* _Recorded information_:

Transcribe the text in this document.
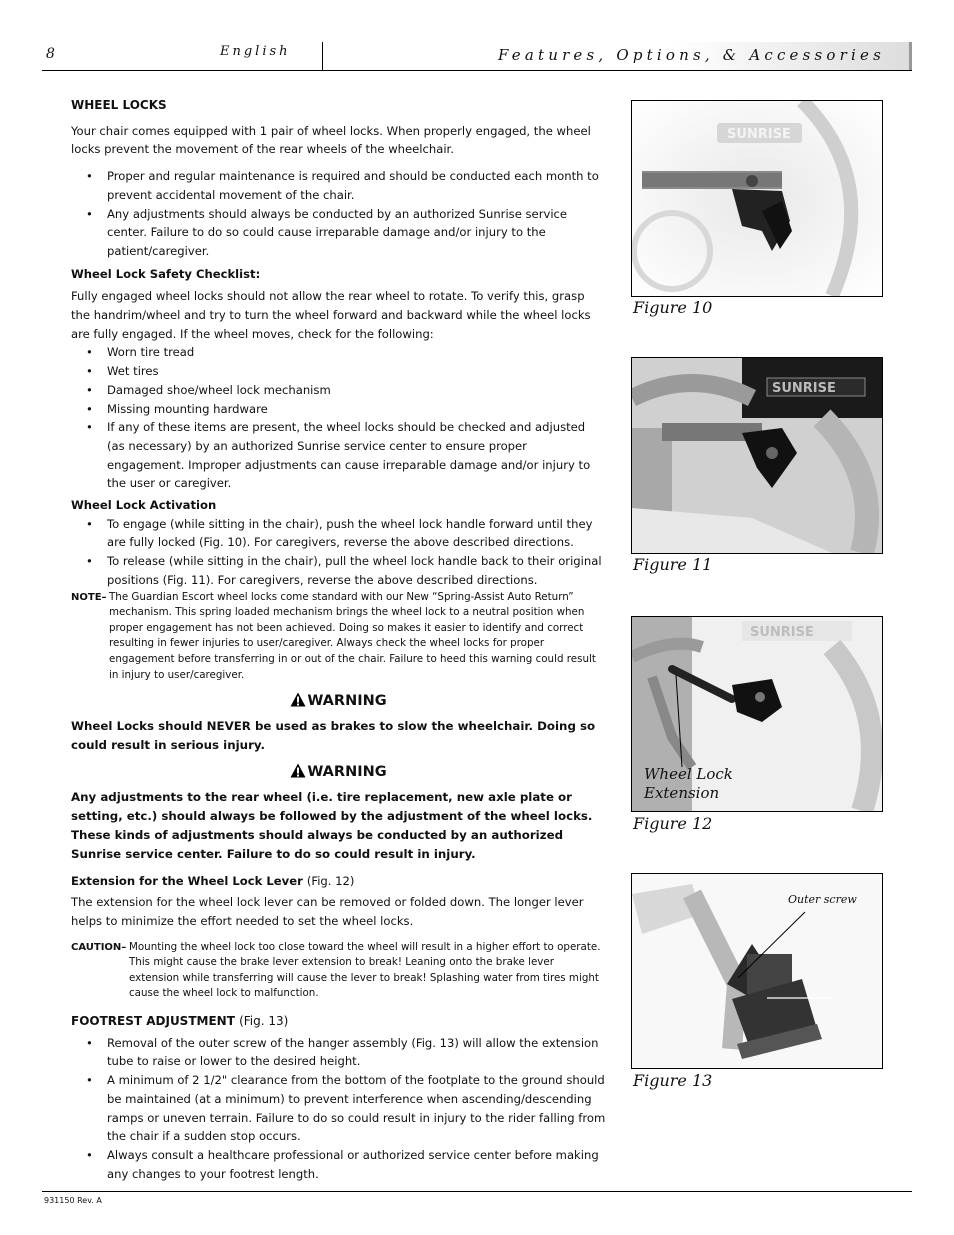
8	English	Features, Options, & Accessories

WHEEL LOCKS

Your chair comes equipped with 1 pair of wheel locks. When properly engaged, the wheel locks prevent the movement of the rear wheels of the wheelchair.

• Proper and regular maintenance is required and should be conducted each month to prevent accidental movement of the chair.
• Any adjustments should always be conducted by an authorized Sunrise service center. Failure to do so could cause irreparable damage and/or injury to the patient/caregiver.

Wheel Lock Safety Checklist:

Fully engaged wheel locks should not allow the rear wheel to rotate. To verify this, grasp the handrim/wheel and try to turn the wheel forward and backward while the wheel locks are fully engaged. If the wheel moves, check for the following:

• Worn tire tread
• Wet tires
• Damaged shoe/wheel lock mechanism
• Missing mounting hardware
• If any of these items are present, the wheel locks should be checked and adjusted (as necessary) by an authorized Sunrise service center to ensure proper engagement. Improper adjustments can cause irreparable damage and/or injury to the user or caregiver.

Wheel Lock Activation

• To engage (while sitting in the chair), push the wheel lock handle forward until they are fully locked (Fig. 10). For caregivers, reverse the above described directions.
• To release (while sitting in the chair), pull the wheel lock handle back to their original positions (Fig. 11). For caregivers, reverse the above described directions.
NOTE– The Guardian Escort wheel locks come standard with our New “Spring-Assist Auto Return” mechanism. This spring loaded mechanism brings the wheel lock to a neutral position when proper engagement has not been achieved. Doing so makes it easier to identify and correct resulting in fewer injuries to user/caregiver. Always check the wheel locks for proper engagement before transferring in or out of the chair. Failure to heed this warning could result in injury to user/caregiver.

WARNING

Wheel Locks should NEVER be used as brakes to slow the wheelchair. Doing so could result in serious injury.

WARNING

Any adjustments to the rear wheel (i.e. tire replacement, new axle plate or setting, etc.) should always be followed by the adjustment of the wheel locks. These kinds of adjustments should always be conducted by an authorized Sunrise service center. Failure to do so could result in injury.

Extension for the Wheel Lock Lever (Fig. 12)

The extension for the wheel lock lever can be removed or folded down. The longer lever helps to minimize the effort needed to set the wheel locks.

CAUTION– Mounting the wheel lock too close toward the wheel will result in a higher effort to operate. This might cause the brake lever extension to break! Leaning onto the brake lever extension while transferring will cause the lever to break! Splashing water from tires might cause the wheel lock to malfunction.

FOOTREST ADJUSTMENT (Fig. 13)

• Removal of the outer screw of the hanger assembly (Fig. 13) will allow the extension tube to raise or lower to the desired height.
• A minimum of 2 1/2" clearance from the bottom of the footplate to the ground should be maintained (at a minimum) to prevent interference when ascending/descending ramps or uneven terrain. Failure to do so could result in injury to the rider falling from the chair if a sudden stop occurs.
• Always consult a healthcare professional or authorized service center before making any changes to your footrest length.
SUNRISE
Figure 10
SUNRISE
Figure 11
SUNRISE
Wheel Lock
Extension
Figure 12
Outer screw
Figure 13
931150 Rev. A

* _Written problem_:
Tally the lines that hold the string "conducted" and state the total, nothing more.

* _The reply_:
3